Each line below should be quoted exactly, please.

> **Dataset content**

━━━

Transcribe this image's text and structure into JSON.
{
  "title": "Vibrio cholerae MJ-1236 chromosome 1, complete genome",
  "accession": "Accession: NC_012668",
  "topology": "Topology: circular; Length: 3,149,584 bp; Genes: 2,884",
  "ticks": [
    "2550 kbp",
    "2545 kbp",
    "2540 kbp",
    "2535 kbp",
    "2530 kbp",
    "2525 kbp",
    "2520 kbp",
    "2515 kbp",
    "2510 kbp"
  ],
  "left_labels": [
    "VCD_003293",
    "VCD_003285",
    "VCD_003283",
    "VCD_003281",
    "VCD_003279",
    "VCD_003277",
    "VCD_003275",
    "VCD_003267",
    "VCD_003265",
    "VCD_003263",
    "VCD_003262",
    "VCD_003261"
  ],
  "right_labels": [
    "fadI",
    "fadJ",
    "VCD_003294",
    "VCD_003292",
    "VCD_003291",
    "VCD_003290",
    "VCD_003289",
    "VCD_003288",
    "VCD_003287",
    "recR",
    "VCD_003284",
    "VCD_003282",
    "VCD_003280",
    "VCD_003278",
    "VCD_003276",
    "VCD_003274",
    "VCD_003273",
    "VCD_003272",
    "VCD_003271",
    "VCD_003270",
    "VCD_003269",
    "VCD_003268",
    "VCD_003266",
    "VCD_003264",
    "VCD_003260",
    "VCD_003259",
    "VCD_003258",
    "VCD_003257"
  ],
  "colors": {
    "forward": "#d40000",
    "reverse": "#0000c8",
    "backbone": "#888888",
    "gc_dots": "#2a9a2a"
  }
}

━━━

> **Exercise output**
Transcribe this image's text and structure into JSON.
{
  "title": "Vibrio cholerae MJ-1236 chromosome 1, complete genome",
  "accession": "Accession: NC_012668",
  "topology": "Topology: circular; Length: 3,149,584 bp; Genes: 2,884",
  "ticks": [
    "2550 kbp",
    "2545 kbp",
    "2540 kbp",
    "2535 kbp",
    "2530 kbp",
    "2525 kbp",
    "2520 kbp",
    "2515 kbp",
    "2510 kbp"
  ],
  "left_labels": [
    "VCD_003293",
    "VCD_003285",
    "VCD_003283",
    "VCD_003281",
    "VCD_003279",
    "VCD_003277",
    "VCD_003275",
    "VCD_003267",
    "VCD_003265",
    "VCD_003263",
    "VCD_003262",
    "VCD_003261"
  ],
  "right_labels": [
    "fadI",
    "fadJ",
    "VCD_003294",
    "VCD_003292",
    "VCD_003291",
    "VCD_003290",
    "VCD_003289",
    "VCD_003288",
    "VCD_003287",
    "recR",
    "VCD_003284",
    "VCD_003282",
    "VCD_003280",
    "VCD_003278",
    "VCD_003276",
    "VCD_003274",
    "VCD_003273",
    "VCD_003272",
    "VCD_003271",
    "VCD_003270",
    "VCD_003269",
    "VCD_003268",
    "VCD_003266",
    "VCD_003264",
    "VCD_003260",
    "VCD_003259",
    "VCD_003258",
    "VCD_003257"
  ],
  "colors": {
    "forward": "#d40000",
    "reverse": "#0000c8",
    "backbone": "#888888",
    "gc_dots": "#2a9a2a"
  }
}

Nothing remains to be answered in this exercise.